---------- Entries shown ----------

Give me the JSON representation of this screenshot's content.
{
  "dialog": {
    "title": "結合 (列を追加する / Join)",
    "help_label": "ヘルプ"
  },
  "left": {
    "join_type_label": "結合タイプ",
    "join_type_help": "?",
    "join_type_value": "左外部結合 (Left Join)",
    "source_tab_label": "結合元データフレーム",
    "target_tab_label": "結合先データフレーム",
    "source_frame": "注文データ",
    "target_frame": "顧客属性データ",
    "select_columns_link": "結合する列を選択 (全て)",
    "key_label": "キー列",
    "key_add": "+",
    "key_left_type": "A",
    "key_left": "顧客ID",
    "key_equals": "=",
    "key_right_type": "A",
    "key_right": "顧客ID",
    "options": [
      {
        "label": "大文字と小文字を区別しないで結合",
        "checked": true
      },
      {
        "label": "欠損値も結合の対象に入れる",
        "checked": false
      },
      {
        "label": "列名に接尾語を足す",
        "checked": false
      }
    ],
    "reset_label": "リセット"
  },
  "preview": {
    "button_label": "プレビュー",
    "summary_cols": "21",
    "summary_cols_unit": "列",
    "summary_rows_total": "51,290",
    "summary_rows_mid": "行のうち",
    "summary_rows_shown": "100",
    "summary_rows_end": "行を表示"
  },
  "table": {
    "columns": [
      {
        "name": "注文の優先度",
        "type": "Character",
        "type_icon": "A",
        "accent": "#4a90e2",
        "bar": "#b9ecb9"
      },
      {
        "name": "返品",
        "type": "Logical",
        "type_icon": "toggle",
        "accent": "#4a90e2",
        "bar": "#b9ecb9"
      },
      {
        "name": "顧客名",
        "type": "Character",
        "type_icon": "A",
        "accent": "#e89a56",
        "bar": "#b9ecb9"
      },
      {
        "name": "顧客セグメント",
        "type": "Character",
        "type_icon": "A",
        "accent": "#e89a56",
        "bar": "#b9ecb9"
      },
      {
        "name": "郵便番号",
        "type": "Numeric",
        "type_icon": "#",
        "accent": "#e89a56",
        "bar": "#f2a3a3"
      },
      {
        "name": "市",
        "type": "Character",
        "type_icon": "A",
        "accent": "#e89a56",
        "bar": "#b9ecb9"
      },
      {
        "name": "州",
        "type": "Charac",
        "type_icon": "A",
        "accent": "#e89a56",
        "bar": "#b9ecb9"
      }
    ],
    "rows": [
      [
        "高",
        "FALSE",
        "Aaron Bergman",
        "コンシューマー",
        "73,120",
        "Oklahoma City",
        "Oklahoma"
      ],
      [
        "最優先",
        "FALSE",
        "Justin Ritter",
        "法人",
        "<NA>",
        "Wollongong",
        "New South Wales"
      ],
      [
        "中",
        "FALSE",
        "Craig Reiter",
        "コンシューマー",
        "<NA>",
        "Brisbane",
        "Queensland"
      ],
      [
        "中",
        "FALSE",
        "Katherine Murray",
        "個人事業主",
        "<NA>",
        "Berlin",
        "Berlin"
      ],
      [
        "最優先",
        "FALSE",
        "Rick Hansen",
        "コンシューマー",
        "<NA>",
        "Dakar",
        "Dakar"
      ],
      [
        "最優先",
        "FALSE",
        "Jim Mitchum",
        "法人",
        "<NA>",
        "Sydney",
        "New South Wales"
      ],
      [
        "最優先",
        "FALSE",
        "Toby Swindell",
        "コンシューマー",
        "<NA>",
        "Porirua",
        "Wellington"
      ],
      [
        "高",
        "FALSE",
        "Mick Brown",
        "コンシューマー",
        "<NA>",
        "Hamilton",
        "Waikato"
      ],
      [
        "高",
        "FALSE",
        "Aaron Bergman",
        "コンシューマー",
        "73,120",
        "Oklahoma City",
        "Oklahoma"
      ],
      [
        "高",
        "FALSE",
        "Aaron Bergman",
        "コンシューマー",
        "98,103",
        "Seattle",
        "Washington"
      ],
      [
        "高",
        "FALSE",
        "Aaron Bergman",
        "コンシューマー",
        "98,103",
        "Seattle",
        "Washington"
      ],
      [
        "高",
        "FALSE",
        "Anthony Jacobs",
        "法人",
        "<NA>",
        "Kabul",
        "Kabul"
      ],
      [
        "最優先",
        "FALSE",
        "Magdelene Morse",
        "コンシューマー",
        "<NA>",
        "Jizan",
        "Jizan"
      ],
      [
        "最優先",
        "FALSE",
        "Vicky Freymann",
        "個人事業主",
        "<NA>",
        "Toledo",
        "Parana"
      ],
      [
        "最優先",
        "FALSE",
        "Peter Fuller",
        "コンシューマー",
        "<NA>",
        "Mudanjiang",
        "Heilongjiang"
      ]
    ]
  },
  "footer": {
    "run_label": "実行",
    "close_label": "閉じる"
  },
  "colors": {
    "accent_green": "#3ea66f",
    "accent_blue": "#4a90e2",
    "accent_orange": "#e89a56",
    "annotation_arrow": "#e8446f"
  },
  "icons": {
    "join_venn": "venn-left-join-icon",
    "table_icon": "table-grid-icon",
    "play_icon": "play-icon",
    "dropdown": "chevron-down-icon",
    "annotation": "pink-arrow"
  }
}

----------

§ Objective
Nothing should be left out: repeat all of the data exactly.

§ Full solution
Give me the JSON representation of this screenshot's content.
{
  "dialog": {
    "title": "結合 (列を追加する / Join)",
    "help_label": "ヘルプ"
  },
  "left": {
    "join_type_label": "結合タイプ",
    "join_type_help": "?",
    "join_type_value": "左外部結合 (Left Join)",
    "source_tab_label": "結合元データフレーム",
    "target_tab_label": "結合先データフレーム",
    "source_frame": "注文データ",
    "target_frame": "顧客属性データ",
    "select_columns_link": "結合する列を選択 (全て)",
    "key_label": "キー列",
    "key_add": "+",
    "key_left_type": "A",
    "key_left": "顧客ID",
    "key_equals": "=",
    "key_right_type": "A",
    "key_right": "顧客ID",
    "options": [
      {
        "label": "大文字と小文字を区別しないで結合",
        "checked": true
      },
      {
        "label": "欠損値も結合の対象に入れる",
        "checked": false
      },
      {
        "label": "列名に接尾語を足す",
        "checked": false
      }
    ],
    "reset_label": "リセット"
  },
  "preview": {
    "button_label": "プレビュー",
    "summary_cols": "21",
    "summary_cols_unit": "列",
    "summary_rows_total": "51,290",
    "summary_rows_mid": "行のうち",
    "summary_rows_shown": "100",
    "summary_rows_end": "行を表示"
  },
  "table": {
    "columns": [
      {
        "name": "注文の優先度",
        "type": "Character",
        "type_icon": "A",
        "accent": "#4a90e2",
        "bar": "#b9ecb9"
      },
      {
        "name": "返品",
        "type": "Logical",
        "type_icon": "toggle",
        "accent": "#4a90e2",
        "bar": "#b9ecb9"
      },
      {
        "name": "顧客名",
        "type": "Character",
        "type_icon": "A",
        "accent": "#e89a56",
        "bar": "#b9ecb9"
      },
      {
        "name": "顧客セグメント",
        "type": "Character",
        "type_icon": "A",
        "accent": "#e89a56",
        "bar": "#b9ecb9"
      },
      {
        "name": "郵便番号",
        "type": "Numeric",
        "type_icon": "#",
        "accent": "#e89a56",
        "bar": "#f2a3a3"
      },
      {
        "name": "市",
        "type": "Character",
        "type_icon": "A",
        "accent": "#e89a56",
        "bar": "#b9ecb9"
      },
      {
        "name": "州",
        "type": "Charac",
        "type_icon": "A",
        "accent": "#e89a56",
        "bar": "#b9ecb9"
      }
    ],
    "rows": [
      [
        "高",
        "FALSE",
        "Aaron Bergman",
        "コンシューマー",
        "73,120",
        "Oklahoma City",
        "Oklahoma"
      ],
      [
        "最優先",
        "FALSE",
        "Justin Ritter",
        "法人",
        "<NA>",
        "Wollongong",
        "New South Wales"
      ],
      [
        "中",
        "FALSE",
        "Craig Reiter",
        "コンシューマー",
        "<NA>",
        "Brisbane",
        "Queensland"
      ],
      [
        "中",
        "FALSE",
        "Katherine Murray",
        "個人事業主",
        "<NA>",
        "Berlin",
        "Berlin"
      ],
      [
        "最優先",
        "FALSE",
        "Rick Hansen",
        "コンシューマー",
        "<NA>",
        "Dakar",
        "Dakar"
      ],
      [
        "最優先",
        "FALSE",
        "Jim Mitchum",
        "法人",
        "<NA>",
        "Sydney",
        "New South Wales"
      ],
      [
        "最優先",
        "FALSE",
        "Toby Swindell",
        "コンシューマー",
        "<NA>",
        "Porirua",
        "Wellington"
      ],
      [
        "高",
        "FALSE",
        "Mick Brown",
        "コンシューマー",
        "<NA>",
        "Hamilton",
        "Waikato"
      ],
      [
        "高",
        "FALSE",
        "Aaron Bergman",
        "コンシューマー",
        "73,120",
        "Oklahoma City",
        "Oklahoma"
      ],
      [
        "高",
        "FALSE",
        "Aaron Bergman",
        "コンシューマー",
        "98,103",
        "Seattle",
        "Washington"
      ],
      [
        "高",
        "FALSE",
        "Aaron Bergman",
        "コンシューマー",
        "98,103",
        "Seattle",
        "Washington"
      ],
      [
        "高",
        "FALSE",
        "Anthony Jacobs",
        "法人",
        "<NA>",
        "Kabul",
        "Kabul"
      ],
      [
        "最優先",
        "FALSE",
        "Magdelene Morse",
        "コンシューマー",
        "<NA>",
        "Jizan",
        "Jizan"
      ],
      [
        "最優先",
        "FALSE",
        "Vicky Freymann",
        "個人事業主",
        "<NA>",
        "Toledo",
        "Parana"
      ],
      [
        "最優先",
        "FALSE",
        "Peter Fuller",
        "コンシューマー",
        "<NA>",
        "Mudanjiang",
        "Heilongjiang"
      ]
    ]
  },
  "footer": {
    "run_label": "実行",
    "close_label": "閉じる"
  },
  "colors": {
    "accent_green": "#3ea66f",
    "accent_blue": "#4a90e2",
    "accent_orange": "#e89a56",
    "annotation_arrow": "#e8446f"
  },
  "icons": {
    "join_venn": "venn-left-join-icon",
    "table_icon": "table-grid-icon",
    "play_icon": "play-icon",
    "dropdown": "chevron-down-icon",
    "annotation": "pink-arrow"
  }
}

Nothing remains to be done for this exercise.